* START Given data *
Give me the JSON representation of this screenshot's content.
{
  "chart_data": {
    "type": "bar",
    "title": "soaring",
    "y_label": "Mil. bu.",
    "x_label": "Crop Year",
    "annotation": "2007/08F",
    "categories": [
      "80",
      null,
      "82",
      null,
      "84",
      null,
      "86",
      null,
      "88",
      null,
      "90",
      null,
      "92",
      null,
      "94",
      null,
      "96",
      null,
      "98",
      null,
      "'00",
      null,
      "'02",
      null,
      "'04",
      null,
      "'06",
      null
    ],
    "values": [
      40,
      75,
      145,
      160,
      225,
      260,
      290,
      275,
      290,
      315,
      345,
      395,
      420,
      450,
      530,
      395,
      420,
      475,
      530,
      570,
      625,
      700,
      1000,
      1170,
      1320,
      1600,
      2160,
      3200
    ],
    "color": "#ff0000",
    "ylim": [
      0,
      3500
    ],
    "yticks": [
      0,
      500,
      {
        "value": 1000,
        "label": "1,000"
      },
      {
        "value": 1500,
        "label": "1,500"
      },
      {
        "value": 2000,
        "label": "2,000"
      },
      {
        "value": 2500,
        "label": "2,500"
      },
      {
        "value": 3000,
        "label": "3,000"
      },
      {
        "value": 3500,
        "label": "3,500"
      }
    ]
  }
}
* END Given data *
Work instructions: Print the records above in full, exactly.

Task response:
Give me the JSON representation of this screenshot's content.
{
  "chart_data": {
    "type": "bar",
    "title": "soaring",
    "y_label": "Mil. bu.",
    "x_label": "Crop Year",
    "annotation": "2007/08F",
    "categories": [
      "80",
      null,
      "82",
      null,
      "84",
      null,
      "86",
      null,
      "88",
      null,
      "90",
      null,
      "92",
      null,
      "94",
      null,
      "96",
      null,
      "98",
      null,
      "'00",
      null,
      "'02",
      null,
      "'04",
      null,
      "'06",
      null
    ],
    "values": [
      40,
      75,
      145,
      160,
      225,
      260,
      290,
      275,
      290,
      315,
      345,
      395,
      420,
      450,
      530,
      395,
      420,
      475,
      530,
      570,
      625,
      700,
      1000,
      1170,
      1320,
      1600,
      2160,
      3200
    ],
    "color": "#ff0000",
    "ylim": [
      0,
      3500
    ],
    "yticks": [
      0,
      500,
      {
        "value": 1000,
        "label": "1,000"
      },
      {
        "value": 1500,
        "label": "1,500"
      },
      {
        "value": 2000,
        "label": "2,000"
      },
      {
        "value": 2500,
        "label": "2,500"
      },
      {
        "value": 3000,
        "label": "3,000"
      },
      {
        "value": 3500,
        "label": "3,500"
      }
    ]
  }
}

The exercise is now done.